START
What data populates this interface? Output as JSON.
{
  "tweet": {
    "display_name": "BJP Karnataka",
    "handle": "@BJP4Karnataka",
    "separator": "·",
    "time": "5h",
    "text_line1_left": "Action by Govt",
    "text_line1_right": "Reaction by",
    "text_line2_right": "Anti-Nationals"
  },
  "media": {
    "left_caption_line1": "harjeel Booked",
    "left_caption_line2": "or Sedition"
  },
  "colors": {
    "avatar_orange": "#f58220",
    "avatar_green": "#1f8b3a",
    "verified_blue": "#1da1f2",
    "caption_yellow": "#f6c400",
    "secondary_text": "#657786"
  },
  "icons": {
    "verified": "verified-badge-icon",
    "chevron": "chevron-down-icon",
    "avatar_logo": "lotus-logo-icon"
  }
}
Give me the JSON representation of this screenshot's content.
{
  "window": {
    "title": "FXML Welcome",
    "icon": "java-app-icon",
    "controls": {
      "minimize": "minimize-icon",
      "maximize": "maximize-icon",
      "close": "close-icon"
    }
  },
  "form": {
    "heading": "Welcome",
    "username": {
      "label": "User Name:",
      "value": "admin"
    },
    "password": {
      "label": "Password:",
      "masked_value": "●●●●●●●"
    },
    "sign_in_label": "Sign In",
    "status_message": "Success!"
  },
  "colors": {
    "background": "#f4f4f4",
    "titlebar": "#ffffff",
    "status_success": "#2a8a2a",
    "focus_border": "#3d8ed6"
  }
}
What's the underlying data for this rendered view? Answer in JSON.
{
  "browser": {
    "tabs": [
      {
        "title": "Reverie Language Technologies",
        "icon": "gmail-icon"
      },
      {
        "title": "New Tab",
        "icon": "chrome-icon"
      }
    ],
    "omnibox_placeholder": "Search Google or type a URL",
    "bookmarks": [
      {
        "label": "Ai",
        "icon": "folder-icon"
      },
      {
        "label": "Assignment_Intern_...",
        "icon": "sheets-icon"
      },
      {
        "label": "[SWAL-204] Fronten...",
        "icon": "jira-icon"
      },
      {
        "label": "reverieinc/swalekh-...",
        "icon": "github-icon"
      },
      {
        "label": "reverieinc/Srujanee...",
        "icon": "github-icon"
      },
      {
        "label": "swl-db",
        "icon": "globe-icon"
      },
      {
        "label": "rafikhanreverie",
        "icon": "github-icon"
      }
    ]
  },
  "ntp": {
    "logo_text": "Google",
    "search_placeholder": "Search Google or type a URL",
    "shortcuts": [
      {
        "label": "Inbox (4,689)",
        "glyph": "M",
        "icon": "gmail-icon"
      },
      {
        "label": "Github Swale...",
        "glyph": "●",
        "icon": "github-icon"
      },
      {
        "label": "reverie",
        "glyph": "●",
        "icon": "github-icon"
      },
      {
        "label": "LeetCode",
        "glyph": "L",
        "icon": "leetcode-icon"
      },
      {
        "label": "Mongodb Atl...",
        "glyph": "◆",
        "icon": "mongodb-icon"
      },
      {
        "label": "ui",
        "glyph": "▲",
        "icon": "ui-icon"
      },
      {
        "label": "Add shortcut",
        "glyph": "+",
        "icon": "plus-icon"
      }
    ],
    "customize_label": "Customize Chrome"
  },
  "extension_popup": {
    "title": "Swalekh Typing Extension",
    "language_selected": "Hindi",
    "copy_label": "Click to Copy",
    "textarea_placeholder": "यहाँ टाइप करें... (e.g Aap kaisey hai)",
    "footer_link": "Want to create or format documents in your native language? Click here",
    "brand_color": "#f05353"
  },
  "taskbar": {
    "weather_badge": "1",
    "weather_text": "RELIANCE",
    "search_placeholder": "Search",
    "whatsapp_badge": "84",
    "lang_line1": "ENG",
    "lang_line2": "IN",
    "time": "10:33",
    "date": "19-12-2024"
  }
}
END
▶ _Exercise instructions_: Write out every record shown above, word for word.

▶ _Complete answer_:
What data populates this interface? Output as JSON.
{
  "tweet": {
    "display_name": "BJP Karnataka",
    "handle": "@BJP4Karnataka",
    "separator": "·",
    "time": "5h",
    "text_line1_left": "Action by Govt",
    "text_line1_right": "Reaction by",
    "text_line2_right": "Anti-Nationals"
  },
  "media": {
    "left_caption_line1": "harjeel Booked",
    "left_caption_line2": "or Sedition"
  },
  "colors": {
    "avatar_orange": "#f58220",
    "avatar_green": "#1f8b3a",
    "verified_blue": "#1da1f2",
    "caption_yellow": "#f6c400",
    "secondary_text": "#657786"
  },
  "icons": {
    "verified": "verified-badge-icon",
    "chevron": "chevron-down-icon",
    "avatar_logo": "lotus-logo-icon"
  }
}
Give me the JSON representation of this screenshot's content.
{
  "window": {
    "title": "FXML Welcome",
    "icon": "java-app-icon",
    "controls": {
      "minimize": "minimize-icon",
      "maximize": "maximize-icon",
      "close": "close-icon"
    }
  },
  "form": {
    "heading": "Welcome",
    "username": {
      "label": "User Name:",
      "value": "admin"
    },
    "password": {
      "label": "Password:",
      "masked_value": "●●●●●●●"
    },
    "sign_in_label": "Sign In",
    "status_message": "Success!"
  },
  "colors": {
    "background": "#f4f4f4",
    "titlebar": "#ffffff",
    "status_success": "#2a8a2a",
    "focus_border": "#3d8ed6"
  }
}
What's the underlying data for this rendered view? Answer in JSON.
{
  "browser": {
    "tabs": [
      {
        "title": "Reverie Language Technologies",
        "icon": "gmail-icon"
      },
      {
        "title": "New Tab",
        "icon": "chrome-icon"
      }
    ],
    "omnibox_placeholder": "Search Google or type a URL",
    "bookmarks": [
      {
        "label": "Ai",
        "icon": "folder-icon"
      },
      {
        "label": "Assignment_Intern_...",
        "icon": "sheets-icon"
      },
      {
        "label": "[SWAL-204] Fronten...",
        "icon": "jira-icon"
      },
      {
        "label": "reverieinc/swalekh-...",
        "icon": "github-icon"
      },
      {
        "label": "reverieinc/Srujanee...",
        "icon": "github-icon"
      },
      {
        "label": "swl-db",
        "icon": "globe-icon"
      },
      {
        "label": "rafikhanreverie",
        "icon": "github-icon"
      }
    ]
  },
  "ntp": {
    "logo_text": "Google",
    "search_placeholder": "Search Google or type a URL",
    "shortcuts": [
      {
        "label": "Inbox (4,689)",
        "glyph": "M",
        "icon": "gmail-icon"
      },
      {
        "label": "Github Swale...",
        "glyph": "●",
        "icon": "github-icon"
      },
      {
        "label": "reverie",
        "glyph": "●",
        "icon": "github-icon"
      },
      {
        "label": "LeetCode",
        "glyph": "L",
        "icon": "leetcode-icon"
      },
      {
        "label": "Mongodb Atl...",
        "glyph": "◆",
        "icon": "mongodb-icon"
      },
      {
        "label": "ui",
        "glyph": "▲",
        "icon": "ui-icon"
      },
      {
        "label": "Add shortcut",
        "glyph": "+",
        "icon": "plus-icon"
      }
    ],
    "customize_label": "Customize Chrome"
  },
  "extension_popup": {
    "title": "Swalekh Typing Extension",
    "language_selected": "Hindi",
    "copy_label": "Click to Copy",
    "textarea_placeholder": "यहाँ टाइप करें... (e.g Aap kaisey hai)",
    "footer_link": "Want to create or format documents in your native language? Click here",
    "brand_color": "#f05353"
  },
  "taskbar": {
    "weather_badge": "1",
    "weather_text": "RELIANCE",
    "search_placeholder": "Search",
    "whatsapp_badge": "84",
    "lang_line1": "ENG",
    "lang_line2": "IN",
    "time": "10:33",
    "date": "19-12-2024"
  }
}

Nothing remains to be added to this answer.